### Data for the task
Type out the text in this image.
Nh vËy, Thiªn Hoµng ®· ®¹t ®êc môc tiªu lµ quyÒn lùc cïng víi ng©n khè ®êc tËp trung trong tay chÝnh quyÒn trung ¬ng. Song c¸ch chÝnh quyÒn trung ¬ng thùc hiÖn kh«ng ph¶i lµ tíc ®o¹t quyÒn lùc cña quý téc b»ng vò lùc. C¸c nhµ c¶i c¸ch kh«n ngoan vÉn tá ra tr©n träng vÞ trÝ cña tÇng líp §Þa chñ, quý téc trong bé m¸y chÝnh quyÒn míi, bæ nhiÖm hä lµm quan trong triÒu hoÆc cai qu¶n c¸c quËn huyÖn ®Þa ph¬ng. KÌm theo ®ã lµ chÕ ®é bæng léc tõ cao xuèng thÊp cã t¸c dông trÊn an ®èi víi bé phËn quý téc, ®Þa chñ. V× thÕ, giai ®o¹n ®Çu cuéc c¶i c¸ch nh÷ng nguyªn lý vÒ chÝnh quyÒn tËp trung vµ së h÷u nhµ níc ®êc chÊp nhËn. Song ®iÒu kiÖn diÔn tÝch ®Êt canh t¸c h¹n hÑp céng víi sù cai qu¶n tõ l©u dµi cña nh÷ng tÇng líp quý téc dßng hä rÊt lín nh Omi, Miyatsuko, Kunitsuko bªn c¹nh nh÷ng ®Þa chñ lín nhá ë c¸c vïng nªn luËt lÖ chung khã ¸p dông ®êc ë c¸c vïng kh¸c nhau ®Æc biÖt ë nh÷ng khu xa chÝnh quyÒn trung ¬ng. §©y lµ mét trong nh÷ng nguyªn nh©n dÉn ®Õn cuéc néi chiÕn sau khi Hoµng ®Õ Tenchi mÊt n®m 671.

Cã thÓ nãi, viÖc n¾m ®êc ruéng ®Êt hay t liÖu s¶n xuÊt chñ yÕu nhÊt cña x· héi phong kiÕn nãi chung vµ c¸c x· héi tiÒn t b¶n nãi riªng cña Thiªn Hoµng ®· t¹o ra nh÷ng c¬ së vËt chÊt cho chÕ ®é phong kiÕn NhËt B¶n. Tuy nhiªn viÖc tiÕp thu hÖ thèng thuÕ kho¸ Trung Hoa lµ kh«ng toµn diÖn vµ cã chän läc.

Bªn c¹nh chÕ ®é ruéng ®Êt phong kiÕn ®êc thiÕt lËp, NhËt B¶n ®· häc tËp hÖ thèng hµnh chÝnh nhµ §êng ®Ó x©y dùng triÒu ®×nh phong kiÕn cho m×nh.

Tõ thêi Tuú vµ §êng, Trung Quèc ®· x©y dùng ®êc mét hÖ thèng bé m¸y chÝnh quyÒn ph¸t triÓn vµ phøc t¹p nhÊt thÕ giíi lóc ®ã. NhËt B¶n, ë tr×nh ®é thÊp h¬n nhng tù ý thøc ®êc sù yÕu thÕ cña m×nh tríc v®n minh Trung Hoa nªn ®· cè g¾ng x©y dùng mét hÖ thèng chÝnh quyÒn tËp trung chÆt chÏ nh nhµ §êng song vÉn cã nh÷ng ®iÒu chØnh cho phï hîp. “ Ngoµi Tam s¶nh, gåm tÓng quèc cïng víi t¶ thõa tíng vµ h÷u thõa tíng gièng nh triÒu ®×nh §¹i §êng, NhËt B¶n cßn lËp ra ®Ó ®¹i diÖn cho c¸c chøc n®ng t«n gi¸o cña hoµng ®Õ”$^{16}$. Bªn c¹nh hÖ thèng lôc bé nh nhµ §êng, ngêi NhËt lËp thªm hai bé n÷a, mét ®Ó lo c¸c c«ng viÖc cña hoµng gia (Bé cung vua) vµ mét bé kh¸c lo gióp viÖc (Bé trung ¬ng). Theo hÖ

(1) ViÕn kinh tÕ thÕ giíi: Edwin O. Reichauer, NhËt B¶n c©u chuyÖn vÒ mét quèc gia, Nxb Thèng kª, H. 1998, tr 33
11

### Written task
Reproduce the complete set of lines precisely as supplied.

### Response for this exercise
Type out the text in this image.
Nh vËy, Thiªn Hoµng ®· ®¹t ®êc môc tiªu lµ quyÒn lùc cïng víi ng©n khè ®êc tËp trung trong tay chÝnh quyÒn trung ¬ng. Song c¸ch chÝnh quyÒn trung ¬ng thùc hiÖn kh«ng ph¶i lµ tíc ®o¹t quyÒn lùc cña quý téc b»ng vò lùc. C¸c nhµ c¶i c¸ch kh«n ngoan vÉn tá ra tr©n träng vÞ trÝ cña tÇng líp §Þa chñ, quý téc trong bé m¸y chÝnh quyÒn míi, bæ nhiÖm hä lµm quan trong triÒu hoÆc cai qu¶n c¸c quËn huyÖn ®Þa ph¬ng. KÌm theo ®ã lµ chÕ ®é bæng léc tõ cao xuèng thÊp cã t¸c dông trÊn an ®èi víi bé phËn quý téc, ®Þa chñ. V× thÕ, giai ®o¹n ®Çu cuéc c¶i c¸ch nh÷ng nguyªn lý vÒ chÝnh quyÒn tËp trung vµ së h÷u nhµ níc ®êc chÊp nhËn. Song ®iÒu kiÖn diÔn tÝch ®Êt canh t¸c h¹n hÑp céng víi sù cai qu¶n tõ l©u dµi cña nh÷ng tÇng líp quý téc dßng hä rÊt lín nh Omi, Miyatsuko, Kunitsuko bªn c¹nh nh÷ng ®Þa chñ lín nhá ë c¸c vïng nªn luËt lÖ chung khã ¸p dông ®êc ë c¸c vïng kh¸c nhau ®Æc biÖt ë nh÷ng khu xa chÝnh quyÒn trung ¬ng. §©y lµ mét trong nh÷ng nguyªn nh©n dÉn ®Õn cuéc néi chiÕn sau khi Hoµng ®Õ Tenchi mÊt n®m 671.

Cã thÓ nãi, viÖc n¾m ®êc ruéng ®Êt hay t liÖu s¶n xuÊt chñ yÕu nhÊt cña x· héi phong kiÕn nãi chung vµ c¸c x· héi tiÒn t b¶n nãi riªng cña Thiªn Hoµng ®· t¹o ra nh÷ng c¬ së vËt chÊt cho chÕ ®é phong kiÕn NhËt B¶n. Tuy nhiªn viÖc tiÕp thu hÖ thèng thuÕ kho¸ Trung Hoa lµ kh«ng toµn diÖn vµ cã chän läc.

Bªn c¹nh chÕ ®é ruéng ®Êt phong kiÕn ®êc thiÕt lËp, NhËt B¶n ®· häc tËp hÖ thèng hµnh chÝnh nhµ §êng ®Ó x©y dùng triÒu ®×nh phong kiÕn cho m×nh.

Tõ thêi Tuú vµ §êng, Trung Quèc ®· x©y dùng ®êc mét hÖ thèng bé m¸y chÝnh quyÒn ph¸t triÓn vµ phøc t¹p nhÊt thÕ giíi lóc ®ã. NhËt B¶n, ë tr×nh ®é thÊp h¬n nhng tù ý thøc ®êc sù yÕu thÕ cña m×nh tríc v®n minh Trung Hoa nªn ®· cè g¾ng x©y dùng mét hÖ thèng chÝnh quyÒn tËp trung chÆt chÏ nh nhµ §êng song vÉn cã nh÷ng ®iÒu chØnh cho phï hîp. “ Ngoµi Tam s¶nh, gåm tÓng quèc cïng víi t¶ thõa tíng vµ h÷u thõa tíng gièng nh triÒu ®×nh §¹i §êng, NhËt B¶n cßn lËp ra ®Ó ®¹i diÖn cho c¸c chøc n®ng t«n gi¸o cña hoµng ®Õ”$^{16}$. Bªn c¹nh hÖ thèng lôc bé nh nhµ §êng, ngêi NhËt lËp thªm hai bé n÷a, mét ®Ó lo c¸c c«ng viÖc cña hoµng gia (Bé cung vua) vµ mét bé kh¸c lo gióp viÖc (Bé trung ¬ng). Theo hÖ

(1) ViÕn kinh tÕ thÕ giíi: Edwin O. Reichauer, NhËt B¶n c©u chuyÖn vÒ mét quèc gia, Nxb Thèng kª, H. 1998, tr 33
11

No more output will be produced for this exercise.